▶ **Request**
From the line containing "Read out every word on this page." to the very last line, repeat everything exactly and add nothing else. Skip the pictures.

▶ **Materials provided**
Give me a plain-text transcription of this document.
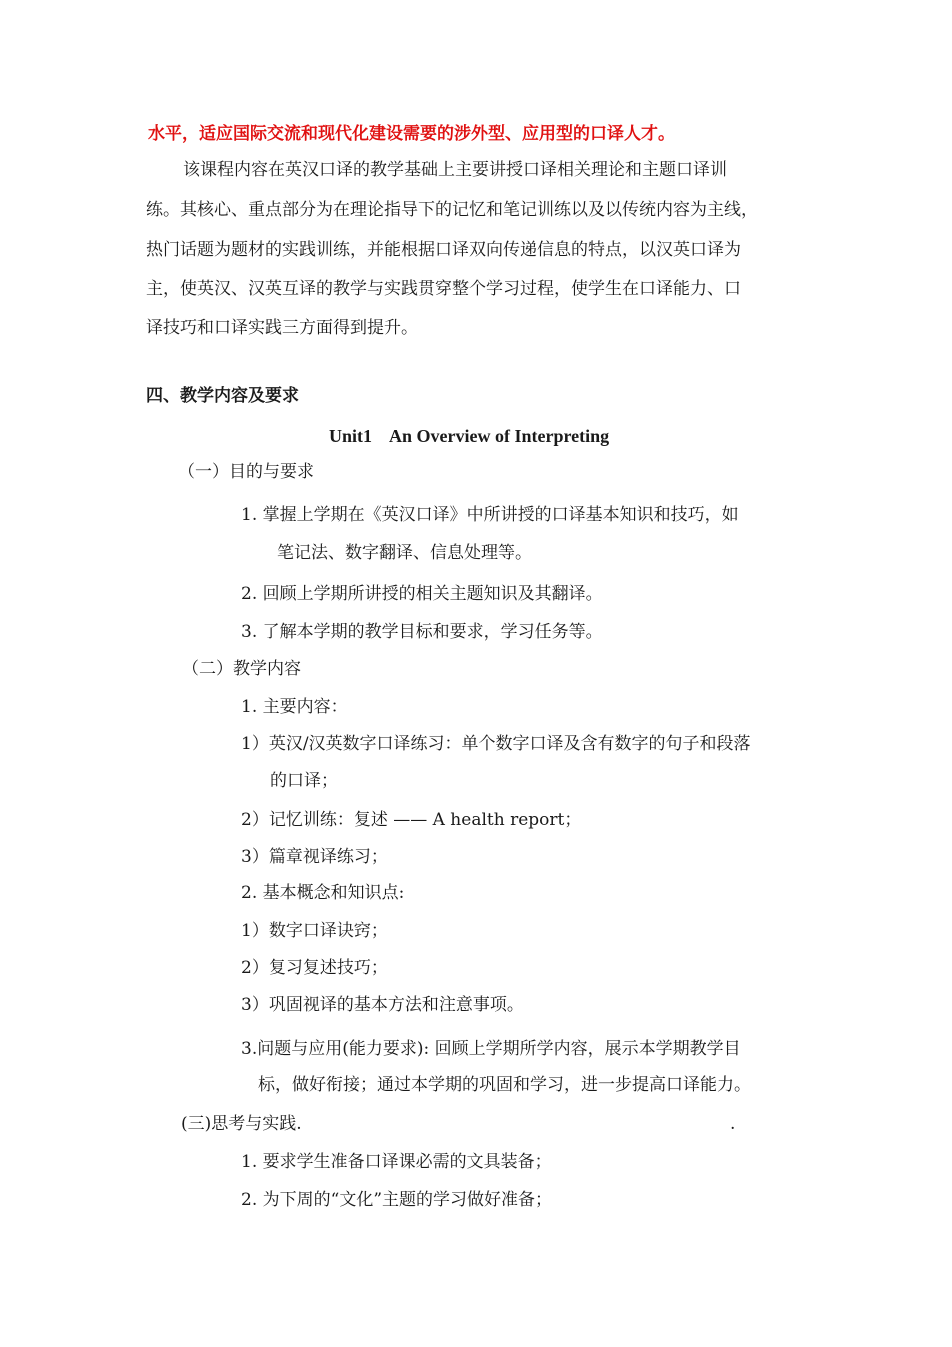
水平，适应国际交流和现代化建设需要的涉外型、应用型的口译人才。
该课程内容在英汉口译的教学基础上主要讲授口译相关理论和主题口译训
练。其核心、重点部分为在理论指导下的记忆和笔记训练以及以传统内容为主线，
热门话题为题材的实践训练，并能根据口译双向传递信息的特点，以汉英口译为
主，使英汉、汉英互译的教学与实践贯穿整个学习过程，使学生在口译能力、口
译技巧和口译实践三方面得到提升。
四、教学内容及要求
Unit1    An Overview of Interpreting
（一）目的与要求
1. 掌握上学期在《英汉口译》中所讲授的口译基本知识和技巧，如
笔记法、数字翻译、信息处理等。
2. 回顾上学期所讲授的相关主题知识及其翻译。
3. 了解本学期的教学目标和要求，学习任务等。
（二）教学内容
1. 主要内容：
1）英汉/汉英数字口译练习：单个数字口译及含有数字的句子和段落
的口译；
2）记忆训练：复述 —— A health report；
3）篇章视译练习；
2. 基本概念和知识点:
1）数字口译诀窍；
2）复习复述技巧；
3）巩固视译的基本方法和注意事项。
3.问题与应用(能力要求): 回顾上学期所学内容，展示本学期教学目
标，做好衔接；通过本学期的巩固和学习，进一步提高口译能力。
(三)思考与实践.	.
1. 要求学生准备口译课必需的文具装备；
2. 为下周的“文化”主题的学习做好准备；
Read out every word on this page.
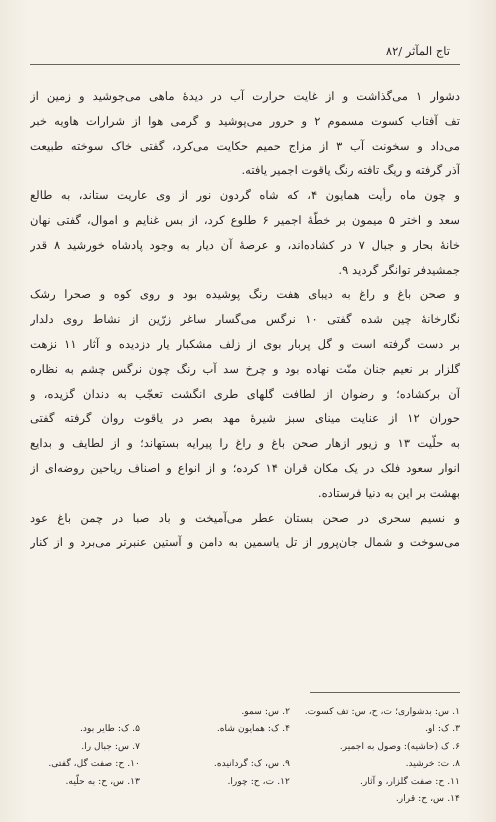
تاج المآثر /۸۲
دشوار ۱ می‌گذاشت و از غایت حرارت آب در دیدهٔ ماهی می‌جوشید و زمین از
تف آفتاب کسوت مسموم ۲ و حرور می‌پوشید و گرمی هوا از شرارات هاویه خبر
می‌داد و سخونت آب ۳ از مزاج حمیم حکایت می‌کرد، گفتی خاک سوخته طبیعت
آذر گرفته و ریگ تافته رنگ یاقوت اجمیر یافته.
و چون ماه رأیت همایون ۴، که شاه گردون نور از وی عاریت ستاند، به طالع
سعد و اختر ۵ میمون بر خطّهٔ اجمیر ۶ طلوع کرد، از بس غنایم و اموال، گفتی نهان
خانهٔ بحار و جبال ۷ در کشاده‌اند، و عرصهٔ آن دیار به وجود پادشاه خورشید ۸ قدر
جمشیدفر توانگر گردید ۹.
و صحن باغ و راغ به دیبای هفت رنگ پوشیده بود و روی کوه و صحرا رشک
نگارخانهٔ چین شده گفتی ۱۰ نرگس می‌گسار ساغر زرّین از نشاط روی دلدار
بر دست گرفته است و گل پربار بوی از زلف مشکبار یار دزدیده و آثار ۱۱ نزهت
گلزار بر نعیم جنان منّت نهاده بود و چرخ سد آب رنگ چون نرگس چشم به نظاره
آن برکشاده؛ و رضوان از لطافت گلهای طری انگشت تعجّب به دندان گزیده، و
حوران ۱۲ از عنایت مینای سبز شیرهٔ مهد بصر در یاقوت روان گرفته گفتی
به حلّیت ۱۳ و زیور ازهار صحن باغ و راغ را پیرایه بستهاند؛ و از لطایف و بدایع
انوار سعود فلک در یک مکان قران ۱۴ کرده؛ و از انواع و اصناف ریاحین روضه‌ای از
بهشت بر این به دنیا فرستاده.
و نسیم سحری در صحن بستان عطر می‌آمیخت و باد صبا در چمن باغ عود
می‌سوخت و شمال جان‌پرور از تل یاسمین به دامن و آستین عنبرتر می‌برد و از کنار
۱. س: بدشواری؛ ت، ح، س: تف کسوت.
۲. س: سمو.
۳. ک: او.
۴. ک: همایون شاه.
۵. ک: طایر بود.
۶. ک (حاشیه): وصول به اجمیر.
۷. س: جبال را.
۸. ت: خرشید.
۹. س، ک: گردانیده.
۱۰. ح: صفت گل، گفتی.
۱۱. ح: صفت گلزار، و آثار.
۱۲. ت، ح: چورا.
۱۳. س، ح: به حلّیه.
۱۴. س، ح: قرار.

▶ **The completed task**
Read out every word on this page.
تاج المآثر /۸۲
دشوار ۱ می‌گذاشت و از غایت حرارت آب در دیدهٔ ماهی می‌جوشید و زمین از
تف آفتاب کسوت مسموم ۲ و حرور می‌پوشید و گرمی هوا از شرارات هاویه خبر
می‌داد و سخونت آب ۳ از مزاج حمیم حکایت می‌کرد، گفتی خاک سوخته طبیعت
آذر گرفته و ریگ تافته رنگ یاقوت اجمیر یافته.
و چون ماه رأیت همایون ۴، که شاه گردون نور از وی عاریت ستاند، به طالع
سعد و اختر ۵ میمون بر خطّهٔ اجمیر ۶ طلوع کرد، از بس غنایم و اموال، گفتی نهان
خانهٔ بحار و جبال ۷ در کشاده‌اند، و عرصهٔ آن دیار به وجود پادشاه خورشید ۸ قدر
جمشیدفر توانگر گردید ۹.
و صحن باغ و راغ به دیبای هفت رنگ پوشیده بود و روی کوه و صحرا رشک
نگارخانهٔ چین شده گفتی ۱۰ نرگس می‌گسار ساغر زرّین از نشاط روی دلدار
بر دست گرفته است و گل پربار بوی از زلف مشکبار یار دزدیده و آثار ۱۱ نزهت
گلزار بر نعیم جنان منّت نهاده بود و چرخ سد آب رنگ چون نرگس چشم به نظاره
آن برکشاده؛ و رضوان از لطافت گلهای طری انگشت تعجّب به دندان گزیده، و
حوران ۱۲ از عنایت مینای سبز شیرهٔ مهد بصر در یاقوت روان گرفته گفتی
به حلّیت ۱۳ و زیور ازهار صحن باغ و راغ را پیرایه بستهاند؛ و از لطایف و بدایع
انوار سعود فلک در یک مکان قران ۱۴ کرده؛ و از انواع و اصناف ریاحین روضه‌ای از
بهشت بر این به دنیا فرستاده.
و نسیم سحری در صحن بستان عطر می‌آمیخت و باد صبا در چمن باغ عود
می‌سوخت و شمال جان‌پرور از تل یاسمین به دامن و آستین عنبرتر می‌برد و از کنار
۱. س: بدشواری؛ ت، ح، س: تف کسوت.
۲. س: سمو.
۳. ک: او.
۴. ک: همایون شاه.
۵. ک: طایر بود.
۶. ک (حاشیه): وصول به اجمیر.
۷. س: جبال را.
۸. ت: خرشید.
۹. س، ک: گردانیده.
۱۰. ح: صفت گل، گفتی.
۱۱. ح: صفت گلزار، و آثار.
۱۲. ت، ح: چورا.
۱۳. س، ح: به حلّیه.
۱۴. س، ح: قرار.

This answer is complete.